Transcribe the records that follow, preserving every word.

□ □ □ □ □ □ □

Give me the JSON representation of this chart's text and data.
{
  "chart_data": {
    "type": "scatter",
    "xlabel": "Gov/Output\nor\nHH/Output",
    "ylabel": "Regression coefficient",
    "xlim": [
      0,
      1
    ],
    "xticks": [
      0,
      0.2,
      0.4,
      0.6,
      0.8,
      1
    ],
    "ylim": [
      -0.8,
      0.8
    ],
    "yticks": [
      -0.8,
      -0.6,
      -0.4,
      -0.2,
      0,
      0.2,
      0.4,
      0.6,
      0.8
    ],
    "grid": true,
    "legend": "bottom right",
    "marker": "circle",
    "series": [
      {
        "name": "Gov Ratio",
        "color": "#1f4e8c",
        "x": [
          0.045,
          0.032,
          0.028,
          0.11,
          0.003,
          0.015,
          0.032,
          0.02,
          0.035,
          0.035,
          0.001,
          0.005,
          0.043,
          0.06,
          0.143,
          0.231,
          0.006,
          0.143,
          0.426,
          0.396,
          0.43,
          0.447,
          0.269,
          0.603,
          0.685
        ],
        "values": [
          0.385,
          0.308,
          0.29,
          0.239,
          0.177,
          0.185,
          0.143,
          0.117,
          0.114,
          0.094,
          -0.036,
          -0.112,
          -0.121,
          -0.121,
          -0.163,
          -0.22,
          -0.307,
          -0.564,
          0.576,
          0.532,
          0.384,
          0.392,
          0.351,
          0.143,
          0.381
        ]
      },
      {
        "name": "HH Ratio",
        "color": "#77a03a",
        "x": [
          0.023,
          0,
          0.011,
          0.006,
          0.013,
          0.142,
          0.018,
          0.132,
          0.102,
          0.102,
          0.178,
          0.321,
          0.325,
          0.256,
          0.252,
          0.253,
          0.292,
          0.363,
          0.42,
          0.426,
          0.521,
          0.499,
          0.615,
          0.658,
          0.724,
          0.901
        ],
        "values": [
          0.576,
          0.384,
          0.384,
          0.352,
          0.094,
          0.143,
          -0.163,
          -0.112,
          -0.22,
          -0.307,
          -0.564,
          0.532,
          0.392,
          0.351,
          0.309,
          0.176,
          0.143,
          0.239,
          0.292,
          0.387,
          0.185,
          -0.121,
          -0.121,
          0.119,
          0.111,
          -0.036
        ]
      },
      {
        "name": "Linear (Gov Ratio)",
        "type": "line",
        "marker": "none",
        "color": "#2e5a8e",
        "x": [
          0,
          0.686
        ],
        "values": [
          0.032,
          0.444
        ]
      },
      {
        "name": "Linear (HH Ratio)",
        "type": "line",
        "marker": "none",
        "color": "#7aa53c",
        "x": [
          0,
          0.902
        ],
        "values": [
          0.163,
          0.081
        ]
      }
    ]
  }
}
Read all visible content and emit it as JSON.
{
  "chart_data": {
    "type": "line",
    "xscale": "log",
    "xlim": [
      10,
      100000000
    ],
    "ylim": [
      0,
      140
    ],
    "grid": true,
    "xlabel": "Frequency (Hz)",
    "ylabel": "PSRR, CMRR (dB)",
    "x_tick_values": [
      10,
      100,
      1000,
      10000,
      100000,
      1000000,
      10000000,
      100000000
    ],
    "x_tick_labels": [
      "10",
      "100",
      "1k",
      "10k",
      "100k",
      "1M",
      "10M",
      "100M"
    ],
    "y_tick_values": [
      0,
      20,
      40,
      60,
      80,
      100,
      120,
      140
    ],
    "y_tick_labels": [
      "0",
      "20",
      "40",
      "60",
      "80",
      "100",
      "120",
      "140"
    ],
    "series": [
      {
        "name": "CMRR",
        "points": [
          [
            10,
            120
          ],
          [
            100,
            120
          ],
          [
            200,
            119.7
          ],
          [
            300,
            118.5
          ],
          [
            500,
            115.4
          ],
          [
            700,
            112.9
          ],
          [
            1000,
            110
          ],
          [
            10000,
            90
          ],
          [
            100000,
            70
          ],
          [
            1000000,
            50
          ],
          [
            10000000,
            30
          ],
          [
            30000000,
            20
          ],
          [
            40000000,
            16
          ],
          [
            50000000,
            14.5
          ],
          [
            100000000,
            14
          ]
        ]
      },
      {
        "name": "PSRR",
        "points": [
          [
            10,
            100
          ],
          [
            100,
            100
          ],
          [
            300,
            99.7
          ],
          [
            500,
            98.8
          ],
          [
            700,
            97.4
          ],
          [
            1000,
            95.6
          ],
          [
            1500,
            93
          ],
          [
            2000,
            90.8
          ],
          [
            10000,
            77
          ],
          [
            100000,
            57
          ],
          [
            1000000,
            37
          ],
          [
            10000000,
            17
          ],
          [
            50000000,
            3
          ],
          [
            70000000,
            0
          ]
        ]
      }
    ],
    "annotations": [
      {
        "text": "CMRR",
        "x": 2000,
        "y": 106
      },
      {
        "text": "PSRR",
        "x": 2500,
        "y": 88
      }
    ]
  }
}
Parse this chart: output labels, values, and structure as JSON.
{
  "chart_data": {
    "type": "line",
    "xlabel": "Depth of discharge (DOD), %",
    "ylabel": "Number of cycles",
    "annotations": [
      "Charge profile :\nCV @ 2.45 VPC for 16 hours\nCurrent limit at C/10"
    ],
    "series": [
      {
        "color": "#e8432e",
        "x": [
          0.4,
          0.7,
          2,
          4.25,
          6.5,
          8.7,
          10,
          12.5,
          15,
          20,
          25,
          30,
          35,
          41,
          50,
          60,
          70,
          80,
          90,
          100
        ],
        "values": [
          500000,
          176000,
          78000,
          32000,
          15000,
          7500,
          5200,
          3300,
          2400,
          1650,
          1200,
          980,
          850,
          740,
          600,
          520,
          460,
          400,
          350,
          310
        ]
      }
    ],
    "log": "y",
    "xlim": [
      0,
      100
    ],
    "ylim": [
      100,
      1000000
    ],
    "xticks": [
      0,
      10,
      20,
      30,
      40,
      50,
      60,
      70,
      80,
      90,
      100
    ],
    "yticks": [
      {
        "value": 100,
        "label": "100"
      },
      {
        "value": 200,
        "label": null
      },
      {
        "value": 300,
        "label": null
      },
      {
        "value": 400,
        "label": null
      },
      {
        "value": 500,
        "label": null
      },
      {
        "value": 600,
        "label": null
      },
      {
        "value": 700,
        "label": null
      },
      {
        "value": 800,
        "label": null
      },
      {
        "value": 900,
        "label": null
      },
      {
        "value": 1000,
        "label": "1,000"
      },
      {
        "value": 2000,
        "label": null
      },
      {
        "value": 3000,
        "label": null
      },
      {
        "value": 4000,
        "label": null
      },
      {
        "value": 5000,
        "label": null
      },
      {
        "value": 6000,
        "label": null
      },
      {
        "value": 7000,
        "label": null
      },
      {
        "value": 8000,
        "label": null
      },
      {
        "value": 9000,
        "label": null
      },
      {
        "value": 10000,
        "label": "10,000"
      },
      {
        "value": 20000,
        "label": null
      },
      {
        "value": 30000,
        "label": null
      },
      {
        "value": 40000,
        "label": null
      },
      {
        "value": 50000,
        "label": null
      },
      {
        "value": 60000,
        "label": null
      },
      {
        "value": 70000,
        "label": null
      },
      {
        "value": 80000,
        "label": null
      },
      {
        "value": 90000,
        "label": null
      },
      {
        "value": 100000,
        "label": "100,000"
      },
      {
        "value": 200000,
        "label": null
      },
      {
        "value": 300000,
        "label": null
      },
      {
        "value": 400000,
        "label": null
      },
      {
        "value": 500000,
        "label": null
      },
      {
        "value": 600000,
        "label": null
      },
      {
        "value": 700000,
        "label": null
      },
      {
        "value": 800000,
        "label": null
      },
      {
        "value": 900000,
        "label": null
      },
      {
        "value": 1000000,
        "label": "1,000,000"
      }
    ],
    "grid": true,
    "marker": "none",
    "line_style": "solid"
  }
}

□ □ □ □ □ □ □

Written reply:
Give me the JSON representation of this chart's text and data.
{
  "chart_data": {
    "type": "scatter",
    "xlabel": "Gov/Output\nor\nHH/Output",
    "ylabel": "Regression coefficient",
    "xlim": [
      0,
      1
    ],
    "xticks": [
      0,
      0.2,
      0.4,
      0.6,
      0.8,
      1
    ],
    "ylim": [
      -0.8,
      0.8
    ],
    "yticks": [
      -0.8,
      -0.6,
      -0.4,
      -0.2,
      0,
      0.2,
      0.4,
      0.6,
      0.8
    ],
    "grid": true,
    "legend": "bottom right",
    "marker": "circle",
    "series": [
      {
        "name": "Gov Ratio",
        "color": "#1f4e8c",
        "x": [
          0.045,
          0.032,
          0.028,
          0.11,
          0.003,
          0.015,
          0.032,
          0.02,
          0.035,
          0.035,
          0.001,
          0.005,
          0.043,
          0.06,
          0.143,
          0.231,
          0.006,
          0.143,
          0.426,
          0.396,
          0.43,
          0.447,
          0.269,
          0.603,
          0.685
        ],
        "values": [
          0.385,
          0.308,
          0.29,
          0.239,
          0.177,
          0.185,
          0.143,
          0.117,
          0.114,
          0.094,
          -0.036,
          -0.112,
          -0.121,
          -0.121,
          -0.163,
          -0.22,
          -0.307,
          -0.564,
          0.576,
          0.532,
          0.384,
          0.392,
          0.351,
          0.143,
          0.381
        ]
      },
      {
        "name": "HH Ratio",
        "color": "#77a03a",
        "x": [
          0.023,
          0,
          0.011,
          0.006,
          0.013,
          0.142,
          0.018,
          0.132,
          0.102,
          0.102,
          0.178,
          0.321,
          0.325,
          0.256,
          0.252,
          0.253,
          0.292,
          0.363,
          0.42,
          0.426,
          0.521,
          0.499,
          0.615,
          0.658,
          0.724,
          0.901
        ],
        "values": [
          0.576,
          0.384,
          0.384,
          0.352,
          0.094,
          0.143,
          -0.163,
          -0.112,
          -0.22,
          -0.307,
          -0.564,
          0.532,
          0.392,
          0.351,
          0.309,
          0.176,
          0.143,
          0.239,
          0.292,
          0.387,
          0.185,
          -0.121,
          -0.121,
          0.119,
          0.111,
          -0.036
        ]
      },
      {
        "name": "Linear (Gov Ratio)",
        "type": "line",
        "marker": "none",
        "color": "#2e5a8e",
        "x": [
          0,
          0.686
        ],
        "values": [
          0.032,
          0.444
        ]
      },
      {
        "name": "Linear (HH Ratio)",
        "type": "line",
        "marker": "none",
        "color": "#7aa53c",
        "x": [
          0,
          0.902
        ],
        "values": [
          0.163,
          0.081
        ]
      }
    ]
  }
}
Read all visible content and emit it as JSON.
{
  "chart_data": {
    "type": "line",
    "xscale": "log",
    "xlim": [
      10,
      100000000
    ],
    "ylim": [
      0,
      140
    ],
    "grid": true,
    "xlabel": "Frequency (Hz)",
    "ylabel": "PSRR, CMRR (dB)",
    "x_tick_values": [
      10,
      100,
      1000,
      10000,
      100000,
      1000000,
      10000000,
      100000000
    ],
    "x_tick_labels": [
      "10",
      "100",
      "1k",
      "10k",
      "100k",
      "1M",
      "10M",
      "100M"
    ],
    "y_tick_values": [
      0,
      20,
      40,
      60,
      80,
      100,
      120,
      140
    ],
    "y_tick_labels": [
      "0",
      "20",
      "40",
      "60",
      "80",
      "100",
      "120",
      "140"
    ],
    "series": [
      {
        "name": "CMRR",
        "points": [
          [
            10,
            120
          ],
          [
            100,
            120
          ],
          [
            200,
            119.7
          ],
          [
            300,
            118.5
          ],
          [
            500,
            115.4
          ],
          [
            700,
            112.9
          ],
          [
            1000,
            110
          ],
          [
            10000,
            90
          ],
          [
            100000,
            70
          ],
          [
            1000000,
            50
          ],
          [
            10000000,
            30
          ],
          [
            30000000,
            20
          ],
          [
            40000000,
            16
          ],
          [
            50000000,
            14.5
          ],
          [
            100000000,
            14
          ]
        ]
      },
      {
        "name": "PSRR",
        "points": [
          [
            10,
            100
          ],
          [
            100,
            100
          ],
          [
            300,
            99.7
          ],
          [
            500,
            98.8
          ],
          [
            700,
            97.4
          ],
          [
            1000,
            95.6
          ],
          [
            1500,
            93
          ],
          [
            2000,
            90.8
          ],
          [
            10000,
            77
          ],
          [
            100000,
            57
          ],
          [
            1000000,
            37
          ],
          [
            10000000,
            17
          ],
          [
            50000000,
            3
          ],
          [
            70000000,
            0
          ]
        ]
      }
    ],
    "annotations": [
      {
        "text": "CMRR",
        "x": 2000,
        "y": 106
      },
      {
        "text": "PSRR",
        "x": 2500,
        "y": 88
      }
    ]
  }
}
Parse this chart: output labels, values, and structure as JSON.
{
  "chart_data": {
    "type": "line",
    "xlabel": "Depth of discharge (DOD), %",
    "ylabel": "Number of cycles",
    "annotations": [
      "Charge profile :\nCV @ 2.45 VPC for 16 hours\nCurrent limit at C/10"
    ],
    "series": [
      {
        "color": "#e8432e",
        "x": [
          0.4,
          0.7,
          2,
          4.25,
          6.5,
          8.7,
          10,
          12.5,
          15,
          20,
          25,
          30,
          35,
          41,
          50,
          60,
          70,
          80,
          90,
          100
        ],
        "values": [
          500000,
          176000,
          78000,
          32000,
          15000,
          7500,
          5200,
          3300,
          2400,
          1650,
          1200,
          980,
          850,
          740,
          600,
          520,
          460,
          400,
          350,
          310
        ]
      }
    ],
    "log": "y",
    "xlim": [
      0,
      100
    ],
    "ylim": [
      100,
      1000000
    ],
    "xticks": [
      0,
      10,
      20,
      30,
      40,
      50,
      60,
      70,
      80,
      90,
      100
    ],
    "yticks": [
      {
        "value": 100,
        "label": "100"
      },
      {
        "value": 200,
        "label": null
      },
      {
        "value": 300,
        "label": null
      },
      {
        "value": 400,
        "label": null
      },
      {
        "value": 500,
        "label": null
      },
      {
        "value": 600,
        "label": null
      },
      {
        "value": 700,
        "label": null
      },
      {
        "value": 800,
        "label": null
      },
      {
        "value": 900,
        "label": null
      },
      {
        "value": 1000,
        "label": "1,000"
      },
      {
        "value": 2000,
        "label": null
      },
      {
        "value": 3000,
        "label": null
      },
      {
        "value": 4000,
        "label": null
      },
      {
        "value": 5000,
        "label": null
      },
      {
        "value": 6000,
        "label": null
      },
      {
        "value": 7000,
        "label": null
      },
      {
        "value": 8000,
        "label": null
      },
      {
        "value": 9000,
        "label": null
      },
      {
        "value": 10000,
        "label": "10,000"
      },
      {
        "value": 20000,
        "label": null
      },
      {
        "value": 30000,
        "label": null
      },
      {
        "value": 40000,
        "label": null
      },
      {
        "value": 50000,
        "label": null
      },
      {
        "value": 60000,
        "label": null
      },
      {
        "value": 70000,
        "label": null
      },
      {
        "value": 80000,
        "label": null
      },
      {
        "value": 90000,
        "label": null
      },
      {
        "value": 100000,
        "label": "100,000"
      },
      {
        "value": 200000,
        "label": null
      },
      {
        "value": 300000,
        "label": null
      },
      {
        "value": 400000,
        "label": null
      },
      {
        "value": 500000,
        "label": null
      },
      {
        "value": 600000,
        "label": null
      },
      {
        "value": 700000,
        "label": null
      },
      {
        "value": 800000,
        "label": null
      },
      {
        "value": 900000,
        "label": null
      },
      {
        "value": 1000000,
        "label": "1,000,000"
      }
    ],
    "grid": true,
    "marker": "none",
    "line_style": "solid"
  }
}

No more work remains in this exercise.